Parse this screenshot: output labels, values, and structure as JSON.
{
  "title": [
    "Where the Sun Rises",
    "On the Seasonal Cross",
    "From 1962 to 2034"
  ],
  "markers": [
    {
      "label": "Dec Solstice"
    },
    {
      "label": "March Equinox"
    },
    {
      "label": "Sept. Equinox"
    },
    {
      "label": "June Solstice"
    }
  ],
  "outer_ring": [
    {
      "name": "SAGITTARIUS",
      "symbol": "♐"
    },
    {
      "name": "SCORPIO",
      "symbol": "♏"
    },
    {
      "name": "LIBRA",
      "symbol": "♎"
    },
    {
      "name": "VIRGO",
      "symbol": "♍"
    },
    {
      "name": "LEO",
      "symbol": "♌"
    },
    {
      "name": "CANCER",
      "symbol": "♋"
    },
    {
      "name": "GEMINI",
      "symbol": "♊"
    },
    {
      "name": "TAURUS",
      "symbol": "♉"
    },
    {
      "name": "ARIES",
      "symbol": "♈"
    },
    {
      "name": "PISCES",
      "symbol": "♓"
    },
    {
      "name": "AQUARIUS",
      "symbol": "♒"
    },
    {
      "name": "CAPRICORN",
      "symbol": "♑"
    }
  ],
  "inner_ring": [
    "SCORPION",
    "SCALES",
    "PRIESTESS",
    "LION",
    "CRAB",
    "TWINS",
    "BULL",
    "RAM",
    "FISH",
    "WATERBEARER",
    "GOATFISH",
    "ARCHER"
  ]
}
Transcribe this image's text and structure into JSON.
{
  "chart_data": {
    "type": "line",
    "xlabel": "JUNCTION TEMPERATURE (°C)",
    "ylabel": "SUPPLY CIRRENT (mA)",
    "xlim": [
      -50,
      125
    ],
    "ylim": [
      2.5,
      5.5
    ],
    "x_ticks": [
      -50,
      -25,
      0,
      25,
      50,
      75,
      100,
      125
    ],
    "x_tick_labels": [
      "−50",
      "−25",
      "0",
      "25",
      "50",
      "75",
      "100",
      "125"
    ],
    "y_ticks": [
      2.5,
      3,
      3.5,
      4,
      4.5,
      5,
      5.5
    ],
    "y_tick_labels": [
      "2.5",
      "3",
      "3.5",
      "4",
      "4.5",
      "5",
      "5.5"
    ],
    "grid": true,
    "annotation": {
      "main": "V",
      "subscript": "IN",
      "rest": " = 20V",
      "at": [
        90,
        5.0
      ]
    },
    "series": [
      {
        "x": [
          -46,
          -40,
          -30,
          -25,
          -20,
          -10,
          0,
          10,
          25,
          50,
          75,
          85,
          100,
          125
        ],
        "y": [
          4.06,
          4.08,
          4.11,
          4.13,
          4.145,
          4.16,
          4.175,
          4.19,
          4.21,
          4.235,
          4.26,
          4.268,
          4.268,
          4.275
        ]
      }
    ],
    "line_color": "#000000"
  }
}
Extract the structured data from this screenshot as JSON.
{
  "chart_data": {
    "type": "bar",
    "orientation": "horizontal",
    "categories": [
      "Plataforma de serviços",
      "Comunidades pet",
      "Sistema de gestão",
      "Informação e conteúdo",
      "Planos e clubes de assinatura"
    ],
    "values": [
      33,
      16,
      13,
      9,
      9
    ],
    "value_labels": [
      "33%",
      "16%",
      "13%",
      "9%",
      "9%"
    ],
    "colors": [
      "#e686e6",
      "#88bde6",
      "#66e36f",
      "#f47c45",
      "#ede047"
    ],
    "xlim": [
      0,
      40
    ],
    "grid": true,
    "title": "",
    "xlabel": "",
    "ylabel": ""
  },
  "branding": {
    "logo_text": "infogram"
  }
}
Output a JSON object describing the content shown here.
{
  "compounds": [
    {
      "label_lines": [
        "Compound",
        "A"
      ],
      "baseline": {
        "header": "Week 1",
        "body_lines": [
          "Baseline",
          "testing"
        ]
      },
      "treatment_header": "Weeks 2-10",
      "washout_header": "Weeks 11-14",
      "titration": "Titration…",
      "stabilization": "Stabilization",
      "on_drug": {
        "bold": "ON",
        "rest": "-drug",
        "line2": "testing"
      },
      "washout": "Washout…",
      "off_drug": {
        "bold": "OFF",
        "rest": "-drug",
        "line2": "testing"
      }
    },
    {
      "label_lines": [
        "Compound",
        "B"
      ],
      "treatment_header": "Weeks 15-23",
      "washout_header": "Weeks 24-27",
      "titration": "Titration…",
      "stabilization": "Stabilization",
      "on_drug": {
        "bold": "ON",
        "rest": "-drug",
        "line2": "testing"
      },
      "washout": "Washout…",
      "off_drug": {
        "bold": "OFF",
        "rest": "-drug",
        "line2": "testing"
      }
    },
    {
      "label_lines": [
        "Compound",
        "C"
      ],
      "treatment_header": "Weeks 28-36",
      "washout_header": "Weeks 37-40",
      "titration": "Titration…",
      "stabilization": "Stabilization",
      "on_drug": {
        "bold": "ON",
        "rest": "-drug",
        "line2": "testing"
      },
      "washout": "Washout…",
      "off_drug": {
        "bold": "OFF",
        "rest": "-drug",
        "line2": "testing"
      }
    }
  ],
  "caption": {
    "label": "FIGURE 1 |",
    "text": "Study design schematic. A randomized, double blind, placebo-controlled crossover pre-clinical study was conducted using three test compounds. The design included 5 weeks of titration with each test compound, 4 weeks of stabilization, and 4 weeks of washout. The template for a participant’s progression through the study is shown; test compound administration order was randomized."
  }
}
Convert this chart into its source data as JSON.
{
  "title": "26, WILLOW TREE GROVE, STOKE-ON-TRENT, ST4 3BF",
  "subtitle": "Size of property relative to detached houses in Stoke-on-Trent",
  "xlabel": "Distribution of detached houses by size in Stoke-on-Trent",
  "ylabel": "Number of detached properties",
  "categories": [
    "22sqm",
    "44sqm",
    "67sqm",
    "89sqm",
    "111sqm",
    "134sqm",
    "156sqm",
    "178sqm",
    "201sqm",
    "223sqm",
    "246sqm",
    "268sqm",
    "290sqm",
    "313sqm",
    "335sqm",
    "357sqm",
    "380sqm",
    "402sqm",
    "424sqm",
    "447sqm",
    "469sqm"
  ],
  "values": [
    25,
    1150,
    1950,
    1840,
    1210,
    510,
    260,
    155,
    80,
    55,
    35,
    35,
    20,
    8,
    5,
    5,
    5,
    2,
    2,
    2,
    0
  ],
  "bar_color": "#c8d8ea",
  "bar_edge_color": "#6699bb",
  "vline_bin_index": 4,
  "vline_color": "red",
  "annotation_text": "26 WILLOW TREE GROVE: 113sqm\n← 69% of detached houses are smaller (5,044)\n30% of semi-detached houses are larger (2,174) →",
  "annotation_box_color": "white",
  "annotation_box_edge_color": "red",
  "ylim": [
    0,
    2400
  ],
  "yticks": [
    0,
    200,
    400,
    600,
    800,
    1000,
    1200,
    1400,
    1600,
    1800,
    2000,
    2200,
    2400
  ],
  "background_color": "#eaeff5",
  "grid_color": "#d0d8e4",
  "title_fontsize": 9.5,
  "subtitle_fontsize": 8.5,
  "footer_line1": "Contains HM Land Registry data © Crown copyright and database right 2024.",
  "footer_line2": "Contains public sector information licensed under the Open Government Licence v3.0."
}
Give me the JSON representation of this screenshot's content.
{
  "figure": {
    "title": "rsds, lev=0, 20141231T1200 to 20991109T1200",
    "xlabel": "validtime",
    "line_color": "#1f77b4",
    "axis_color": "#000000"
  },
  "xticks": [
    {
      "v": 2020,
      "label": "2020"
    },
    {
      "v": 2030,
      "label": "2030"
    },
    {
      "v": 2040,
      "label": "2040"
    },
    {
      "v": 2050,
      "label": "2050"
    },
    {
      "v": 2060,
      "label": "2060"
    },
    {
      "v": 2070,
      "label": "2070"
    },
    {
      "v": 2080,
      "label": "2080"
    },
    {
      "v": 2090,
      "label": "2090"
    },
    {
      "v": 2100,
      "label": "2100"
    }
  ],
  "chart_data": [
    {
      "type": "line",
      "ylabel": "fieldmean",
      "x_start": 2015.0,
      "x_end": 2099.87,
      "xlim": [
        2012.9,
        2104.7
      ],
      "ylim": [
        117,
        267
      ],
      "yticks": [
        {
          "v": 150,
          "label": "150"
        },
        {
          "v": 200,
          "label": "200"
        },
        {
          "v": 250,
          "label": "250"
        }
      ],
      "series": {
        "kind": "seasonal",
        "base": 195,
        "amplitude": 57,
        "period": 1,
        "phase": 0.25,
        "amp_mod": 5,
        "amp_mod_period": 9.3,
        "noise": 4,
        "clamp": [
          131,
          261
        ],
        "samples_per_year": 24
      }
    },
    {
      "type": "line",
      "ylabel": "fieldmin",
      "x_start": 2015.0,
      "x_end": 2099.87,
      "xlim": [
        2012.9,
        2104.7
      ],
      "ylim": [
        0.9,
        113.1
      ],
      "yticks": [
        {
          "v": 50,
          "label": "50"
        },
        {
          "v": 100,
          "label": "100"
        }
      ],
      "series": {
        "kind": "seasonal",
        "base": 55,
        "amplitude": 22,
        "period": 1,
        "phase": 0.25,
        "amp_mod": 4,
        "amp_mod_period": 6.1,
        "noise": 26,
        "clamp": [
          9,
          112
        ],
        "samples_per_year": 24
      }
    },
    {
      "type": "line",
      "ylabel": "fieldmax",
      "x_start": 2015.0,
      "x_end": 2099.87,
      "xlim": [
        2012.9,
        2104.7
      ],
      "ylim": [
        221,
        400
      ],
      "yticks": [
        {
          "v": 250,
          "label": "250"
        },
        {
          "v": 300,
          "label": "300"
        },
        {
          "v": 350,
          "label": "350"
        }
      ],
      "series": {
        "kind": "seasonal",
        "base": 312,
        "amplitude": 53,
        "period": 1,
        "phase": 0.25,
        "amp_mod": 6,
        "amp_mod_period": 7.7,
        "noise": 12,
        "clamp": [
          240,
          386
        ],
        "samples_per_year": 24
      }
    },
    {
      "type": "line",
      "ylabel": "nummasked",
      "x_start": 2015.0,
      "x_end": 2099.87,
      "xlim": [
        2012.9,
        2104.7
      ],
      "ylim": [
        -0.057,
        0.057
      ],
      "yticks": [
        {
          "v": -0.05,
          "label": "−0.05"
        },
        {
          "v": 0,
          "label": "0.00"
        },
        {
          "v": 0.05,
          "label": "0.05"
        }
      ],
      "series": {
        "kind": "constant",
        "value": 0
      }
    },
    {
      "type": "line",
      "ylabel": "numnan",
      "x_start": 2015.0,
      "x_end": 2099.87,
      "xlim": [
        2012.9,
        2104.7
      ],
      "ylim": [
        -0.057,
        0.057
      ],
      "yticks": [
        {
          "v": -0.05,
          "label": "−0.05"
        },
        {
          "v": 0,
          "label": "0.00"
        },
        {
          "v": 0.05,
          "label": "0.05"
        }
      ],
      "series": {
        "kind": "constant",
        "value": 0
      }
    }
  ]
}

---+---

> _Given task_
Return every line from the records above that holds the word "Equinox".

> _Output below_
      "label": "March Equinox"
      "label": "Sept. Equinox"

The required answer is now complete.